To do: Identify all lines in the data containing the string "nghiệp". Copy them out.

(Raw records)
◇ ◇ ◇ ◇ ◇ ◇ ◇
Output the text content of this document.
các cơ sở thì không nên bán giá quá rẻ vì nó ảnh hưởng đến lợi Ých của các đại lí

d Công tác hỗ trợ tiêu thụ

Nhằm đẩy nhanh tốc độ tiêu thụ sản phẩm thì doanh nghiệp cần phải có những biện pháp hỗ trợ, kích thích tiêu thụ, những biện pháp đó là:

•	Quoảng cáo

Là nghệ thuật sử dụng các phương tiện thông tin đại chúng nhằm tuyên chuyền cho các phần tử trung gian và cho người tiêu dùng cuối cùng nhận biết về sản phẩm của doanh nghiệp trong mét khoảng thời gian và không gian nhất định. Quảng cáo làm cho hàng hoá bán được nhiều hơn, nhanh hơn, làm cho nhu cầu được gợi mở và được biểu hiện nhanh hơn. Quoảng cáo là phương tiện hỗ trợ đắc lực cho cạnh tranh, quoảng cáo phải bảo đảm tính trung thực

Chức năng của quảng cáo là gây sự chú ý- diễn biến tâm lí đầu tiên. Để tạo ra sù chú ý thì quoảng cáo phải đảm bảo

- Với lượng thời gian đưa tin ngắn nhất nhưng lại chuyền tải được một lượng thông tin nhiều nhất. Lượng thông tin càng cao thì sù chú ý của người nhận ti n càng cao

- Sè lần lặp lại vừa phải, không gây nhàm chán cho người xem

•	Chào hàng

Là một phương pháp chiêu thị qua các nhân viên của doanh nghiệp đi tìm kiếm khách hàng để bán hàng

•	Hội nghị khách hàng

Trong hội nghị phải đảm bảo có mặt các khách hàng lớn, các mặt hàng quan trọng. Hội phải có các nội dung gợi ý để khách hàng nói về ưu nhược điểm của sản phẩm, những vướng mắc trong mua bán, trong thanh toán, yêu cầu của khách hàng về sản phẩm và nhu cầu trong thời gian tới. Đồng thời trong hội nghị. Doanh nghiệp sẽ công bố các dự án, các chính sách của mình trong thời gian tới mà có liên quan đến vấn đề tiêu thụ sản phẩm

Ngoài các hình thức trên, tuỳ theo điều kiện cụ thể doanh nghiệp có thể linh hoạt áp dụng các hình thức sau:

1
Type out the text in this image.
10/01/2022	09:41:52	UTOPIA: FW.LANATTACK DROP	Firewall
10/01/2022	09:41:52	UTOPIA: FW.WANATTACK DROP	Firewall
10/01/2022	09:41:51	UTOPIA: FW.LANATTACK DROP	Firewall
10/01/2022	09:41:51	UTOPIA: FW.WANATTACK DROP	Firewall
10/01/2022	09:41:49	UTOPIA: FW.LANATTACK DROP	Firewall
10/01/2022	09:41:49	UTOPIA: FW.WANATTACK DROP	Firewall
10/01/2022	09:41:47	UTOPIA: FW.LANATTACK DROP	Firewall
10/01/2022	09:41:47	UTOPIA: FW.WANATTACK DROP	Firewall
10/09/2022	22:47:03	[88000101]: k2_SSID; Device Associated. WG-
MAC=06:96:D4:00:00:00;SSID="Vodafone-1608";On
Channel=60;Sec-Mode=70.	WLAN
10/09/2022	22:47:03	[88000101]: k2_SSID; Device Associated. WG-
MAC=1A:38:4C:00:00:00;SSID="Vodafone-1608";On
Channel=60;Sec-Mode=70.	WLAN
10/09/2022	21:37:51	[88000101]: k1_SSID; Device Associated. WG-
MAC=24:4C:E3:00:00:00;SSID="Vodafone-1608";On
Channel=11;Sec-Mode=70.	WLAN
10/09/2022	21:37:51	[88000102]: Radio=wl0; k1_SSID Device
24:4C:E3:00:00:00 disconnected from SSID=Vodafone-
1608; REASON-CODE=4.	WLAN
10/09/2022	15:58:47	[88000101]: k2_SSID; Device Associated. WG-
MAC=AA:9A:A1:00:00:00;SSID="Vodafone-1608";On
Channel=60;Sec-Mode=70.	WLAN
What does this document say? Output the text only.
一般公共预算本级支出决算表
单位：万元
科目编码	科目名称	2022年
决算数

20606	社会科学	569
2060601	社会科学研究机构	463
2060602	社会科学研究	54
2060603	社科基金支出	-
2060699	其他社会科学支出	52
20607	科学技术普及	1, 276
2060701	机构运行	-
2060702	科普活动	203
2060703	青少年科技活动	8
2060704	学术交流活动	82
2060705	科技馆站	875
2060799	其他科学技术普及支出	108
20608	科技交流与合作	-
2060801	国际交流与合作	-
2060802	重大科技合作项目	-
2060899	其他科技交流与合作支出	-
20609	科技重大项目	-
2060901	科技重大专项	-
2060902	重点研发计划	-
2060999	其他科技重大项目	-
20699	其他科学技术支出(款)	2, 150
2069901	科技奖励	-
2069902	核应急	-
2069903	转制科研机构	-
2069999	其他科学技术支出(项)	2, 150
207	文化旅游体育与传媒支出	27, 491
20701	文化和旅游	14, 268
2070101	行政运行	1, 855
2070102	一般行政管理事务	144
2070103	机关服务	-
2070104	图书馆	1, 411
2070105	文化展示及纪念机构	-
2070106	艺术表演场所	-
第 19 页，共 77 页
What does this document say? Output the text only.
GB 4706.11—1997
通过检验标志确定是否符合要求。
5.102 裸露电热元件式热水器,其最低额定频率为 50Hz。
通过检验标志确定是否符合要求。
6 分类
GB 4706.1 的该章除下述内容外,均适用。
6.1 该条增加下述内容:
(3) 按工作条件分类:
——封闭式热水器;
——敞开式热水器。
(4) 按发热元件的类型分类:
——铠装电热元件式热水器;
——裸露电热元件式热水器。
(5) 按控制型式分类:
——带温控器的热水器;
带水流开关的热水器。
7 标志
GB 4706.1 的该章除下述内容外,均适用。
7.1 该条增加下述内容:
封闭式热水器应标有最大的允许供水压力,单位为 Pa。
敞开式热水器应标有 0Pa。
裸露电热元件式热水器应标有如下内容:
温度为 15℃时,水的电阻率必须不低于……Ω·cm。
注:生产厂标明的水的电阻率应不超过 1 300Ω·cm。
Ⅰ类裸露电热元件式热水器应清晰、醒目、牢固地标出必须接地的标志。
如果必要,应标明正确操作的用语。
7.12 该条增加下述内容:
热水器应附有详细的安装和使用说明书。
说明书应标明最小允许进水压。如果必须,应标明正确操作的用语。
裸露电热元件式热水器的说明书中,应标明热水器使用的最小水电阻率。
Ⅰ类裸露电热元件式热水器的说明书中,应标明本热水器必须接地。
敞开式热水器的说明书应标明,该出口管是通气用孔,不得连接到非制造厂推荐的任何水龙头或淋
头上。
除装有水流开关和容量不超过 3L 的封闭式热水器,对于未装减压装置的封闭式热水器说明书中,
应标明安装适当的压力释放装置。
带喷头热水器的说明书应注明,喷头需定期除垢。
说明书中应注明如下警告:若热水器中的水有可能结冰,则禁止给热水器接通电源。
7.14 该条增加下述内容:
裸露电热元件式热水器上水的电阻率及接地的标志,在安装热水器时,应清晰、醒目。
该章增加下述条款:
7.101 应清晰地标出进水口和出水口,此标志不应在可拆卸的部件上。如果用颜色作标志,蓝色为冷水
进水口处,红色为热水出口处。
◇ ◇ ◇ ◇ ◇ ◇ ◇
Written response:
Nhằm đẩy nhanh tốc độ tiêu thụ sản phẩm thì doanh nghiệp cần phải có những biện pháp hỗ trợ, kích thích tiêu thụ, những biện pháp đó là:
Là nghệ thuật sử dụng các phương tiện thông tin đại chúng nhằm tuyên chuyền cho các phần tử trung gian và cho người tiêu dùng cuối cùng nhận biết về sản phẩm của doanh nghiệp trong mét khoảng thời gian và không gian nhất định. Quảng cáo làm cho hàng hoá bán được nhiều hơn, nhanh hơn, làm cho nhu cầu được gợi mở và được biểu hiện nhanh hơn. Quoảng cáo là phương tiện hỗ trợ đắc lực cho cạnh tranh, quoảng cáo phải bảo đảm tính trung thực
Là một phương pháp chiêu thị qua các nhân viên của doanh nghiệp đi tìm kiếm khách hàng để bán hàng
Trong hội nghị phải đảm bảo có mặt các khách hàng lớn, các mặt hàng quan trọng. Hội phải có các nội dung gợi ý để khách hàng nói về ưu nhược điểm của sản phẩm, những vướng mắc trong mua bán, trong thanh toán, yêu cầu của khách hàng về sản phẩm và nhu cầu trong thời gian tới. Đồng thời trong hội nghị. Doanh nghiệp sẽ công bố các dự án, các chính sách của mình trong thời gian tới mà có liên quan đến vấn đề tiêu thụ sản phẩm
Ngoài các hình thức trên, tuỳ theo điều kiện cụ thể doanh nghiệp có thể linh hoạt áp dụng các hình thức sau:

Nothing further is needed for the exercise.